***** Input for this task *****
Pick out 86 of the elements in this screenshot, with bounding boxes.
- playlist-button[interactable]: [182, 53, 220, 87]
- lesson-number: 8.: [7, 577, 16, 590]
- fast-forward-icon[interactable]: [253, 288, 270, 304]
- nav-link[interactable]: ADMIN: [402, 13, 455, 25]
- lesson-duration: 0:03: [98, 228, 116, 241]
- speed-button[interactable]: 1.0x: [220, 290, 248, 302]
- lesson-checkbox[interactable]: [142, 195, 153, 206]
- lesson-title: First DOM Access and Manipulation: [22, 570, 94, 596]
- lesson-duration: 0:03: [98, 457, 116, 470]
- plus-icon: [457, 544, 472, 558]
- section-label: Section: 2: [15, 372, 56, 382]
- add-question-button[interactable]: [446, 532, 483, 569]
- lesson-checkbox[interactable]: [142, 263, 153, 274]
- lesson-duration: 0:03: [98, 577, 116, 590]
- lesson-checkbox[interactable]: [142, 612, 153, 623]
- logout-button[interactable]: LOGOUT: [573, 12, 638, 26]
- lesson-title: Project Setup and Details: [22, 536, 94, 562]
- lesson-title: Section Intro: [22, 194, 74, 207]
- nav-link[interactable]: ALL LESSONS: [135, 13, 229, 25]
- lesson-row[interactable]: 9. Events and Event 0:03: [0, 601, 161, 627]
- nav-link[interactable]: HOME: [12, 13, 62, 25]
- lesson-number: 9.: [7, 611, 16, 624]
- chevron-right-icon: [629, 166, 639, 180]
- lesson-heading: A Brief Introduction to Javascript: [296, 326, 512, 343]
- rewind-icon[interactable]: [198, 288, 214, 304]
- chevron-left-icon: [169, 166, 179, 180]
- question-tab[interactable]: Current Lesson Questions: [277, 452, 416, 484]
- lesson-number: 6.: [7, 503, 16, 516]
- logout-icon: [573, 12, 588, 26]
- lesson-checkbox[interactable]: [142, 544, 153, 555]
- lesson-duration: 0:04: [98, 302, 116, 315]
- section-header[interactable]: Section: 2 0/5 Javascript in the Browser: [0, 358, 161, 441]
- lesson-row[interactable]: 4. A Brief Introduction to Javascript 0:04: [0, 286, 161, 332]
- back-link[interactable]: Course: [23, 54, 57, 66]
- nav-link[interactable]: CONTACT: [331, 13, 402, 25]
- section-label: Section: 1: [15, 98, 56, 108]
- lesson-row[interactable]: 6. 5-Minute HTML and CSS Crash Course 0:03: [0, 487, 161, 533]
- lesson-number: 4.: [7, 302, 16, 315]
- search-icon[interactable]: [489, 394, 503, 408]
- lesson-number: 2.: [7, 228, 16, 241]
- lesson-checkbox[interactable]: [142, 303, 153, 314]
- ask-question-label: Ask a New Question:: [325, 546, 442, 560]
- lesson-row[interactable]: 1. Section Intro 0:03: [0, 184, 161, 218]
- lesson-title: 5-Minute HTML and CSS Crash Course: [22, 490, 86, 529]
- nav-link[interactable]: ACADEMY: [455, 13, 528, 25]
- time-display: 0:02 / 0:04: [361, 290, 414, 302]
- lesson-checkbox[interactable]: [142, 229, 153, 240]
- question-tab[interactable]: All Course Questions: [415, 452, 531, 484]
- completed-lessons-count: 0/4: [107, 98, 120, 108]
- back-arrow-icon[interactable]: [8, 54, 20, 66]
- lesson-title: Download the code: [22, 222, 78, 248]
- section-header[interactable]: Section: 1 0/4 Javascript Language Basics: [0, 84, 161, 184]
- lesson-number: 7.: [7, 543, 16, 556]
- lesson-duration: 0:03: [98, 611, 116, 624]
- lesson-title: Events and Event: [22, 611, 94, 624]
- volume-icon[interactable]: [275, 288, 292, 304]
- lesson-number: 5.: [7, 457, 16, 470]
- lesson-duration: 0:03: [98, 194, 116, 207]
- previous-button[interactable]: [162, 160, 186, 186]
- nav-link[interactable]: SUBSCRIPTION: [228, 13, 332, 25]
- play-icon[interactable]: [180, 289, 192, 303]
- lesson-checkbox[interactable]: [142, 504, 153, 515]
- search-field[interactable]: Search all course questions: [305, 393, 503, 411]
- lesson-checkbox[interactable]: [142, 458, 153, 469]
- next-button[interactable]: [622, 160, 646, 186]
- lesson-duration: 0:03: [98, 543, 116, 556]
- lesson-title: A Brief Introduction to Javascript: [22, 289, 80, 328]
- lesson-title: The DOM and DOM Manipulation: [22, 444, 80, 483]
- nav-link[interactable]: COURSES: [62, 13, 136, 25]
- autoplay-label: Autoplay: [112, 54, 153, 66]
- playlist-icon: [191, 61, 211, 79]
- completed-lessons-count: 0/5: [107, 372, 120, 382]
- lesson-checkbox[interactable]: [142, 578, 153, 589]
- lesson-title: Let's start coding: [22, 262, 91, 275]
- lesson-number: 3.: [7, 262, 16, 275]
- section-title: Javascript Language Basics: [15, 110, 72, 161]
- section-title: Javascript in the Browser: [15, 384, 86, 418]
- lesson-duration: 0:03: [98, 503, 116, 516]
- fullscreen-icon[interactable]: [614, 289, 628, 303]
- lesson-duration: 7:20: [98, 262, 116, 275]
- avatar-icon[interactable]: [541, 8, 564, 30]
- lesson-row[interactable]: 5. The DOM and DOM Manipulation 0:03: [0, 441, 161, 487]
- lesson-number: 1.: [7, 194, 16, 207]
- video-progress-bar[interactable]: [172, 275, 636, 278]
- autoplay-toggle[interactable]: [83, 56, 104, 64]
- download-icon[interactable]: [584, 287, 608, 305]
*****
Render every line of the items above as a numbered list, leaving out any blank lines.

**Exercise solution:**
1. Pick out 86 of the elements in this screenshot, with bounding boxes.
2. - playlist-button[interactable]: [182, 53, 220, 87]
3. - lesson-number: 8.: [7, 577, 16, 590]
4. - fast-forward-icon[interactable]: [253, 288, 270, 304]
5. - nav-link[interactable]: ADMIN: [402, 13, 455, 25]
6. - lesson-duration: 0:03: [98, 228, 116, 241]
7. - speed-button[interactable]: 1.0x: [220, 290, 248, 302]
8. - lesson-checkbox[interactable]: [142, 195, 153, 206]
9. - lesson-title: First DOM Access and Manipulation: [22, 570, 94, 596]
10. - lesson-duration: 0:03: [98, 457, 116, 470]
11. - plus-icon: [457, 544, 472, 558]
12. - section-label: Section: 2: [15, 372, 56, 382]
13. - add-question-button[interactable]: [446, 532, 483, 569]
14. - lesson-checkbox[interactable]: [142, 263, 153, 274]
15. - lesson-duration: 0:03: [98, 577, 116, 590]
16. - lesson-checkbox[interactable]: [142, 612, 153, 623]
17. - logout-button[interactable]: LOGOUT: [573, 12, 638, 26]
18. - lesson-title: Project Setup and Details: [22, 536, 94, 562]
19. - lesson-title: Section Intro: [22, 194, 74, 207]
20. - nav-link[interactable]: ALL LESSONS: [135, 13, 229, 25]
21. - lesson-row[interactable]: 9. Events and Event 0:03: [0, 601, 161, 627]
22. - nav-link[interactable]: HOME: [12, 13, 62, 25]
23. - lesson-number: 9.: [7, 611, 16, 624]
24. - chevron-right-icon: [629, 166, 639, 180]
25. - lesson-heading: A Brief Introduction to Javascript: [296, 326, 512, 343]
26. - rewind-icon[interactable]: [198, 288, 214, 304]
27. - chevron-left-icon: [169, 166, 179, 180]
28. - question-tab[interactable]: Current Lesson Questions: [277, 452, 416, 484]
29. - lesson-number: 6.: [7, 503, 16, 516]
30. - logout-icon: [573, 12, 588, 26]
31. - lesson-checkbox[interactable]: [142, 544, 153, 555]
32. - lesson-duration: 0:04: [98, 302, 116, 315]
33. - section-header[interactable]: Section: 2 0/5 Javascript in the Browser: [0, 358, 161, 441]
34. - lesson-row[interactable]: 4. A Brief Introduction to Javascript 0:04: [0, 286, 161, 332]
35. - back-link[interactable]: Course: [23, 54, 57, 66]
36. - nav-link[interactable]: CONTACT: [331, 13, 402, 25]
37. - section-label: Section: 1: [15, 98, 56, 108]
38. - lesson-row[interactable]: 6. 5-Minute HTML and CSS Crash Course 0:03: [0, 487, 161, 533]
39. - lesson-number: 4.: [7, 302, 16, 315]
40. - search-icon[interactable]: [489, 394, 503, 408]
41. - lesson-number: 2.: [7, 228, 16, 241]
42. - lesson-checkbox[interactable]: [142, 303, 153, 314]
43. - ask-question-label: Ask a New Question:: [325, 546, 442, 560]
44. - lesson-row[interactable]: 1. Section Intro 0:03: [0, 184, 161, 218]
45. - lesson-title: 5-Minute HTML and CSS Crash Course: [22, 490, 86, 529]
46. - nav-link[interactable]: ACADEMY: [455, 13, 528, 25]
47. - time-display: 0:02 / 0:04: [361, 290, 414, 302]
48. - lesson-checkbox[interactable]: [142, 229, 153, 240]
49. - question-tab[interactable]: All Course Questions: [415, 452, 531, 484]
50. - completed-lessons-count: 0/4: [107, 98, 120, 108]
51. - back-arrow-icon[interactable]: [8, 54, 20, 66]
52. - lesson-title: Download the code: [22, 222, 78, 248]
53. - section-header[interactable]: Section: 1 0/4 Javascript Language Basics: [0, 84, 161, 184]
54. - lesson-number: 7.: [7, 543, 16, 556]
55. - lesson-duration: 0:03: [98, 611, 116, 624]
56. - lesson-title: Events and Event: [22, 611, 94, 624]
57. - volume-icon[interactable]: [275, 288, 292, 304]
58. - lesson-number: 5.: [7, 457, 16, 470]
59. - lesson-duration: 0:03: [98, 194, 116, 207]
60. - previous-button[interactable]: [162, 160, 186, 186]
61. - nav-link[interactable]: SUBSCRIPTION: [228, 13, 332, 25]
62. - play-icon[interactable]: [180, 289, 192, 303]
63. - lesson-checkbox[interactable]: [142, 504, 153, 515]
64. - search-field[interactable]: Search all course questions: [305, 393, 503, 411]
65. - lesson-checkbox[interactable]: [142, 458, 153, 469]
66. - next-button[interactable]: [622, 160, 646, 186]
67. - lesson-duration: 0:03: [98, 543, 116, 556]
68. - lesson-title: A Brief Introduction to Javascript: [22, 289, 80, 328]
69. - lesson-title: The DOM and DOM Manipulation: [22, 444, 80, 483]
70. - nav-link[interactable]: COURSES: [62, 13, 136, 25]
71. - autoplay-label: Autoplay: [112, 54, 153, 66]
72. - playlist-icon: [191, 61, 211, 79]
73. - completed-lessons-count: 0/5: [107, 372, 120, 382]
74. - lesson-checkbox[interactable]: [142, 578, 153, 589]
75. - lesson-title: Let's start coding: [22, 262, 91, 275]
76. - lesson-number: 3.: [7, 262, 16, 275]
77. - section-title: Javascript Language Basics: [15, 110, 72, 161]
78. - section-title: Javascript in the Browser: [15, 384, 86, 418]
79. - lesson-duration: 0:03: [98, 503, 116, 516]
80. - fullscreen-icon[interactable]: [614, 289, 628, 303]
81. - lesson-duration: 7:20: [98, 262, 116, 275]
82. - avatar-icon[interactable]: [541, 8, 564, 30]
83. - lesson-row[interactable]: 5. The DOM and DOM Manipulation 0:03: [0, 441, 161, 487]
84. - lesson-number: 1.: [7, 194, 16, 207]
85. - video-progress-bar[interactable]: [172, 275, 636, 278]
86. - autoplay-toggle[interactable]: [83, 56, 104, 64]
87. - download-icon[interactable]: [584, 287, 608, 305]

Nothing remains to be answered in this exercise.